The problem: Transcribe the entries exactly; images are not part of the copy.
begin Data for processing
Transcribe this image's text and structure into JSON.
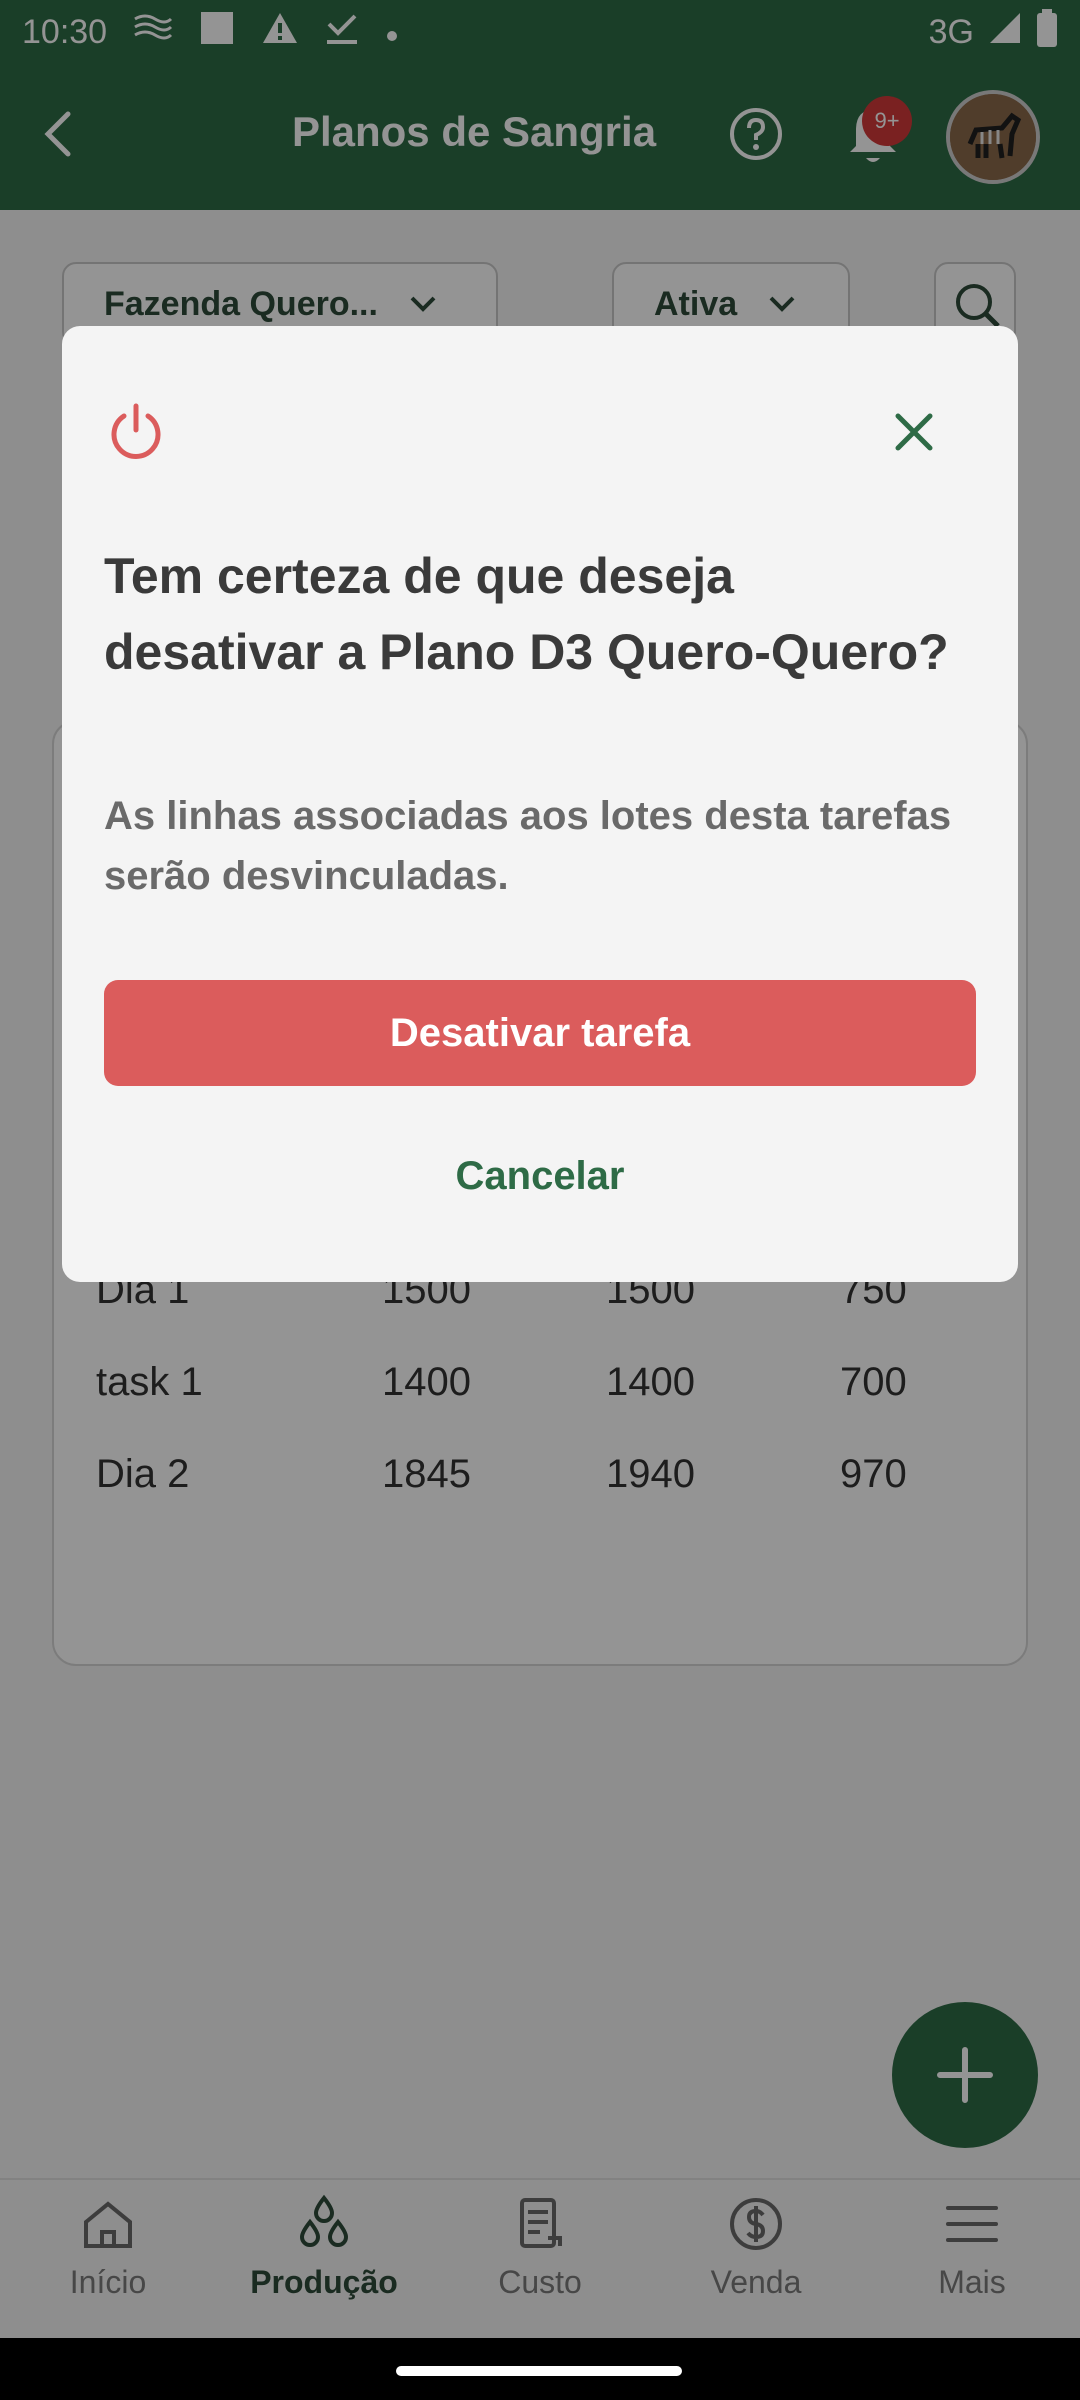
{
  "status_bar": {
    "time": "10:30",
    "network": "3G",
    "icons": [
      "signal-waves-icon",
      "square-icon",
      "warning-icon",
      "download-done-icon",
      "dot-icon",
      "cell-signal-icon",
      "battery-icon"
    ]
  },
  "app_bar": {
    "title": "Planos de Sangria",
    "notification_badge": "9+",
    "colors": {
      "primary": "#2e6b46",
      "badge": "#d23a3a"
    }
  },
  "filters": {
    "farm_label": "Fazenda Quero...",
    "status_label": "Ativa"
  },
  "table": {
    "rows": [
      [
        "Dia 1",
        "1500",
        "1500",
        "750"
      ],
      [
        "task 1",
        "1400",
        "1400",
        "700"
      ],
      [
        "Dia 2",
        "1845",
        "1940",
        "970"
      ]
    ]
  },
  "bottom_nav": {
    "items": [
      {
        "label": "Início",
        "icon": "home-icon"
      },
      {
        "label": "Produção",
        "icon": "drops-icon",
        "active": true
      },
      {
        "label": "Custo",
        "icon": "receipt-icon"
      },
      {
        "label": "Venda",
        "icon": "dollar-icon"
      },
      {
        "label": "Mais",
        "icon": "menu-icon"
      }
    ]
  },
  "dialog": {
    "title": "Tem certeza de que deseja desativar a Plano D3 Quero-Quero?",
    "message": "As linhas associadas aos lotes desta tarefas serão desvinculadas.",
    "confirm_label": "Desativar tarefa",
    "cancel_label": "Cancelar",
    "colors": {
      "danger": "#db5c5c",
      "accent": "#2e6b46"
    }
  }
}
end Data for processing
Solution:
Transcribe this image's text and structure into JSON.
{
  "status_bar": {
    "time": "10:30",
    "network": "3G",
    "icons": [
      "signal-waves-icon",
      "square-icon",
      "warning-icon",
      "download-done-icon",
      "dot-icon",
      "cell-signal-icon",
      "battery-icon"
    ]
  },
  "app_bar": {
    "title": "Planos de Sangria",
    "notification_badge": "9+",
    "colors": {
      "primary": "#2e6b46",
      "badge": "#d23a3a"
    }
  },
  "filters": {
    "farm_label": "Fazenda Quero...",
    "status_label": "Ativa"
  },
  "table": {
    "rows": [
      [
        "Dia 1",
        "1500",
        "1500",
        "750"
      ],
      [
        "task 1",
        "1400",
        "1400",
        "700"
      ],
      [
        "Dia 2",
        "1845",
        "1940",
        "970"
      ]
    ]
  },
  "bottom_nav": {
    "items": [
      {
        "label": "Início",
        "icon": "home-icon"
      },
      {
        "label": "Produção",
        "icon": "drops-icon",
        "active": true
      },
      {
        "label": "Custo",
        "icon": "receipt-icon"
      },
      {
        "label": "Venda",
        "icon": "dollar-icon"
      },
      {
        "label": "Mais",
        "icon": "menu-icon"
      }
    ]
  },
  "dialog": {
    "title": "Tem certeza de que deseja desativar a Plano D3 Quero-Quero?",
    "message": "As linhas associadas aos lotes desta tarefas serão desvinculadas.",
    "confirm_label": "Desativar tarefa",
    "cancel_label": "Cancelar",
    "colors": {
      "danger": "#db5c5c",
      "accent": "#2e6b46"
    }
  }
}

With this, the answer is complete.